## start ENTRIES

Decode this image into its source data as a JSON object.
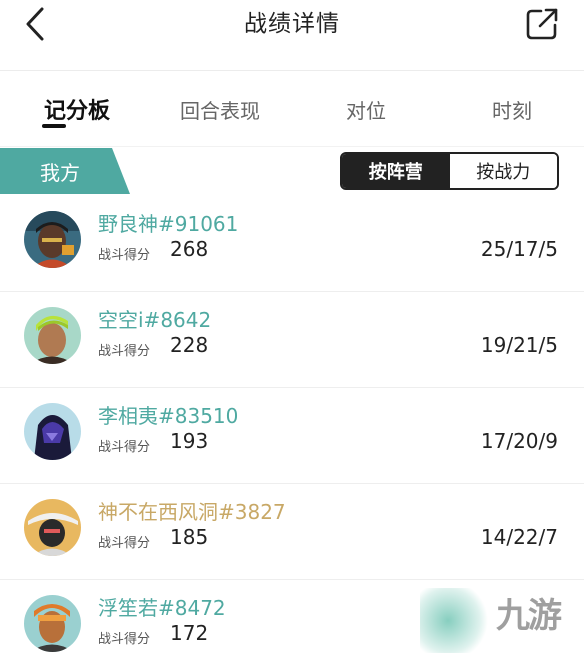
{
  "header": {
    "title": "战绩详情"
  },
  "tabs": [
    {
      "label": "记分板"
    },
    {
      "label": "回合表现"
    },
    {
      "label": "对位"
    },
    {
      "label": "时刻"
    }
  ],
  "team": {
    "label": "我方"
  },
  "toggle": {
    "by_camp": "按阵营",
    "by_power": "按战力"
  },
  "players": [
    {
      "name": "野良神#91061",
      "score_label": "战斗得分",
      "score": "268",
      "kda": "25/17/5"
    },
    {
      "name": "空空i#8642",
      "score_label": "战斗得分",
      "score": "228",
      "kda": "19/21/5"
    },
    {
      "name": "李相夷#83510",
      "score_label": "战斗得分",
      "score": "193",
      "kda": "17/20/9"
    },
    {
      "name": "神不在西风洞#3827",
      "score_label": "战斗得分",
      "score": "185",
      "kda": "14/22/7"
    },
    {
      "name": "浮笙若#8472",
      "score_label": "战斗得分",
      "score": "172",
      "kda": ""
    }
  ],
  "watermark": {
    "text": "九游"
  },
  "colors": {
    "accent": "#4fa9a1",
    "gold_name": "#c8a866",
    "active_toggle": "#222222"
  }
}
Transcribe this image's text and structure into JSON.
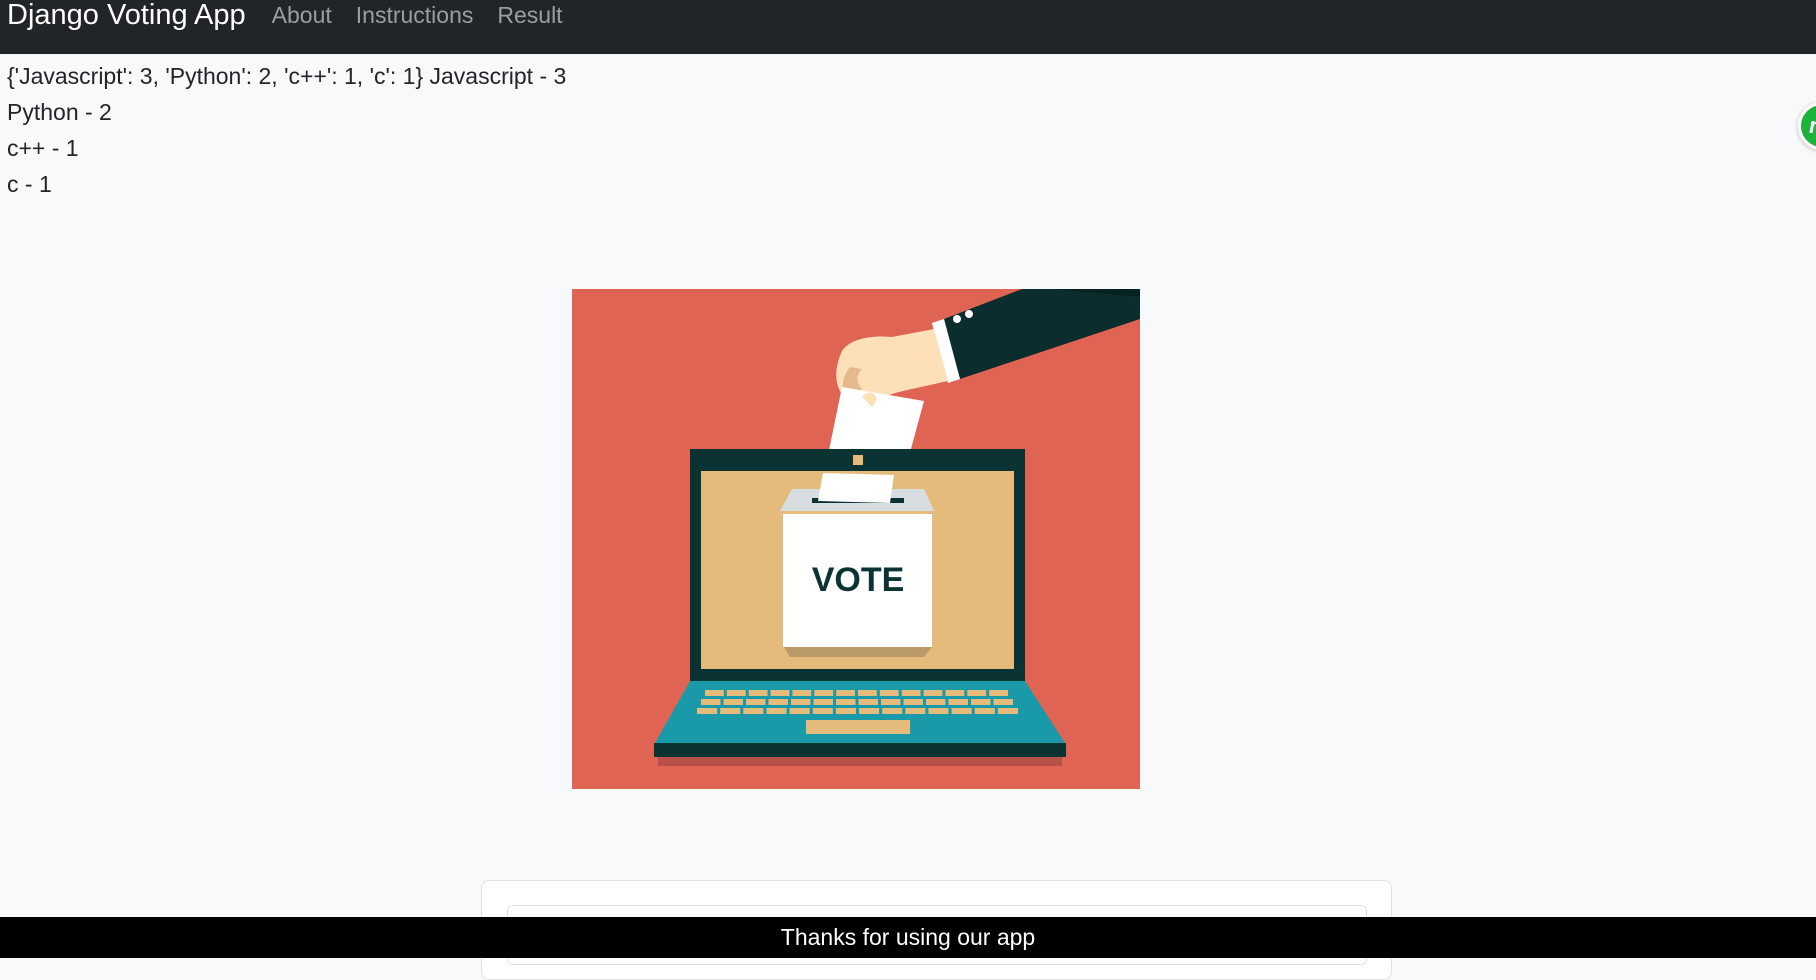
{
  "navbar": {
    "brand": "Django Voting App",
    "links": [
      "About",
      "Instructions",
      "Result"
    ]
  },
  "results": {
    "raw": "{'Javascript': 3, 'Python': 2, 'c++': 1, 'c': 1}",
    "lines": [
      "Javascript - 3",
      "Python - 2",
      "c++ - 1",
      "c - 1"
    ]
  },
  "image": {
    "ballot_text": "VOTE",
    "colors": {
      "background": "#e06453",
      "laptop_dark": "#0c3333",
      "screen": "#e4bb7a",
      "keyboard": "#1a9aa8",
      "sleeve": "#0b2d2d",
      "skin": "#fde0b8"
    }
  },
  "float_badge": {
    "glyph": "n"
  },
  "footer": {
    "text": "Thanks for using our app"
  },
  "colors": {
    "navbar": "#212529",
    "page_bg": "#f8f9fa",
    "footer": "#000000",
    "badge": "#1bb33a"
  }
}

## end ENTRIES

— REQUIRED WORK —
Check each line above for "Javascript" and return the ones that have it.

— COMPLETED TASK —
    "raw": "{'Javascript': 3, 'Python': 2, 'c++': 1, 'c': 1}",
      "Javascript - 3",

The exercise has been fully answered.